- Problem details: Restate each entry word for word, leaving nothing out.

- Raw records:
BEGIN
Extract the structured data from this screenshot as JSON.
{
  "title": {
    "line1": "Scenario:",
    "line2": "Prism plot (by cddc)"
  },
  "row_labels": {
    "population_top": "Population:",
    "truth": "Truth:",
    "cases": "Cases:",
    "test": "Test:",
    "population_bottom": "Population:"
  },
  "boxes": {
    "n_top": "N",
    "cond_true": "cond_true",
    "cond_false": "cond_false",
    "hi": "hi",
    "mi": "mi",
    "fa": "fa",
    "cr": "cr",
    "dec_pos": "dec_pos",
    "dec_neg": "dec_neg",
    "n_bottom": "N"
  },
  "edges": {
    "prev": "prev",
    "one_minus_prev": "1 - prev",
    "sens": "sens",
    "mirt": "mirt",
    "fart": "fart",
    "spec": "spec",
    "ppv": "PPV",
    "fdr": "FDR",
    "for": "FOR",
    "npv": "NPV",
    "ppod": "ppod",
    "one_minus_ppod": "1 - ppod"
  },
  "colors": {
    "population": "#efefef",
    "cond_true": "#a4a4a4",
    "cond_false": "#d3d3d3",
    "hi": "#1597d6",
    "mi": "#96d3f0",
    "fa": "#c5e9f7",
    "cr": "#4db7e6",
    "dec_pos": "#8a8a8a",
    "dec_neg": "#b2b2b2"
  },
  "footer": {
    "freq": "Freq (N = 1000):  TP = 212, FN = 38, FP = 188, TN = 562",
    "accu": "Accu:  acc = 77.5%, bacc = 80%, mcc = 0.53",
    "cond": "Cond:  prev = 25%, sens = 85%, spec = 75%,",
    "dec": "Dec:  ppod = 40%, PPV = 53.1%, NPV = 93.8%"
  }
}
END
- Solution to this problem:
Extract the structured data from this screenshot as JSON.
{
  "title": {
    "line1": "Scenario:",
    "line2": "Prism plot (by cddc)"
  },
  "row_labels": {
    "population_top": "Population:",
    "truth": "Truth:",
    "cases": "Cases:",
    "test": "Test:",
    "population_bottom": "Population:"
  },
  "boxes": {
    "n_top": "N",
    "cond_true": "cond_true",
    "cond_false": "cond_false",
    "hi": "hi",
    "mi": "mi",
    "fa": "fa",
    "cr": "cr",
    "dec_pos": "dec_pos",
    "dec_neg": "dec_neg",
    "n_bottom": "N"
  },
  "edges": {
    "prev": "prev",
    "one_minus_prev": "1 - prev",
    "sens": "sens",
    "mirt": "mirt",
    "fart": "fart",
    "spec": "spec",
    "ppv": "PPV",
    "fdr": "FDR",
    "for": "FOR",
    "npv": "NPV",
    "ppod": "ppod",
    "one_minus_ppod": "1 - ppod"
  },
  "colors": {
    "population": "#efefef",
    "cond_true": "#a4a4a4",
    "cond_false": "#d3d3d3",
    "hi": "#1597d6",
    "mi": "#96d3f0",
    "fa": "#c5e9f7",
    "cr": "#4db7e6",
    "dec_pos": "#8a8a8a",
    "dec_neg": "#b2b2b2"
  },
  "footer": {
    "freq": "Freq (N = 1000):  TP = 212, FN = 38, FP = 188, TN = 562",
    "accu": "Accu:  acc = 77.5%, bacc = 80%, mcc = 0.53",
    "cond": "Cond:  prev = 25%, sens = 85%, spec = 75%,",
    "dec": "Dec:  ppod = 40%, PPV = 53.1%, NPV = 93.8%"
  }
}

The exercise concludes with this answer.